SHORT TASK. Review the material and extract every line in which the word "Oves" occurs.

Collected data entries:
____

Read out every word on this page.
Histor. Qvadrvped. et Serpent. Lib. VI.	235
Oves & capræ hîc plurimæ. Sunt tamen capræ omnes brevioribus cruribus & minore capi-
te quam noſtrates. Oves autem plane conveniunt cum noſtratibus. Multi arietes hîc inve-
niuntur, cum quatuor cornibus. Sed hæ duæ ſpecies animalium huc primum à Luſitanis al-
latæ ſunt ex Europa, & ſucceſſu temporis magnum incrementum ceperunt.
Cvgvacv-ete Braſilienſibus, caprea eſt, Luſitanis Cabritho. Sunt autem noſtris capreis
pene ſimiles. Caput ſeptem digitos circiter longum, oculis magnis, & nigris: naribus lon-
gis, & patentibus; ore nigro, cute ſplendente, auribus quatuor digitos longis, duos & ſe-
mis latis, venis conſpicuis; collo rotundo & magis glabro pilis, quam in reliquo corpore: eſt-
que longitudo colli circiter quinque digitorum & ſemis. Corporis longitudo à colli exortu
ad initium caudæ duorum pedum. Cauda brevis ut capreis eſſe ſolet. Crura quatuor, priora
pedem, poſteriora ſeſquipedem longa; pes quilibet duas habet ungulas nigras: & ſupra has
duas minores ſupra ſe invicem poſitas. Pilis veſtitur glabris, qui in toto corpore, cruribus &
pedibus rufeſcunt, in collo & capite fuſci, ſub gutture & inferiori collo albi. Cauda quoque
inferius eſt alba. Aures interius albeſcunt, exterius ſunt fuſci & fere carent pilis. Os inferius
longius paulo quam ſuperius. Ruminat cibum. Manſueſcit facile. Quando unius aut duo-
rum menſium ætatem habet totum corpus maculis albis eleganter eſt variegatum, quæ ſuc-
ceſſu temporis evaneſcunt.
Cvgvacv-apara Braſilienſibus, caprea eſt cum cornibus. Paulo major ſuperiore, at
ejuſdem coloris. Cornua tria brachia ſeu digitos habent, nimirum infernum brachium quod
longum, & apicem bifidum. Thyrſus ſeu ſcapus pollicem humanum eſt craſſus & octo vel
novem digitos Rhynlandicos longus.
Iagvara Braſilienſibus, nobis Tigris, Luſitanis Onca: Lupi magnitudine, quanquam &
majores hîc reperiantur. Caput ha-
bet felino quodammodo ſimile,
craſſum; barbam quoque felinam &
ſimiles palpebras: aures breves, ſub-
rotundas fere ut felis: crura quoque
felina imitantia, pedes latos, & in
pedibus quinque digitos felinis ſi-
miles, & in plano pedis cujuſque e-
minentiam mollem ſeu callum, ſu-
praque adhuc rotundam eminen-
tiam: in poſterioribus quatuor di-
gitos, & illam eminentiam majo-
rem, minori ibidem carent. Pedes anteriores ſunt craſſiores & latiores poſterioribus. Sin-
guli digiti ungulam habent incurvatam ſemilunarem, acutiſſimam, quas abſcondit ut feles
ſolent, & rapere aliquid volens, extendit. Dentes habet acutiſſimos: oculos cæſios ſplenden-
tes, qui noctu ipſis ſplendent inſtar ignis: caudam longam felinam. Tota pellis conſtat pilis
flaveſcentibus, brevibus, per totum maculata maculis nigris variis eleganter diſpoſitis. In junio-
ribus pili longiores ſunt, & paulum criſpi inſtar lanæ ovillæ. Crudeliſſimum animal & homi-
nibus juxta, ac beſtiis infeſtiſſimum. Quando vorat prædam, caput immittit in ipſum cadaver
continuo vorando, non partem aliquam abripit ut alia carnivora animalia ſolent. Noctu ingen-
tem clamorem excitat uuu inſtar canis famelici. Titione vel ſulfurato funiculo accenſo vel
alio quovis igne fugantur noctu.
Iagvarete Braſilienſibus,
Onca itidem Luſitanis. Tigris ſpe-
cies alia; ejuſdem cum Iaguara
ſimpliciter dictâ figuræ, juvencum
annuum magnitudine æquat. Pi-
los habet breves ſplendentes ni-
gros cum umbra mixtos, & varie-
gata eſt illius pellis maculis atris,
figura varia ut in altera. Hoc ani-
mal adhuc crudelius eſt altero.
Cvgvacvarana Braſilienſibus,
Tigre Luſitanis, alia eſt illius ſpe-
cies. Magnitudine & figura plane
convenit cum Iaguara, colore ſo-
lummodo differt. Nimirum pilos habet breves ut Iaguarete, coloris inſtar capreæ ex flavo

____

SOLUTION TO THIS TASK.
Oves & capræ hîc plurimæ. Sunt tamen capræ omnes brevioribus cruribus & minore capi-
te quam noſtrates. Oves autem plane conveniunt cum noſtratibus. Multi arietes hîc inve-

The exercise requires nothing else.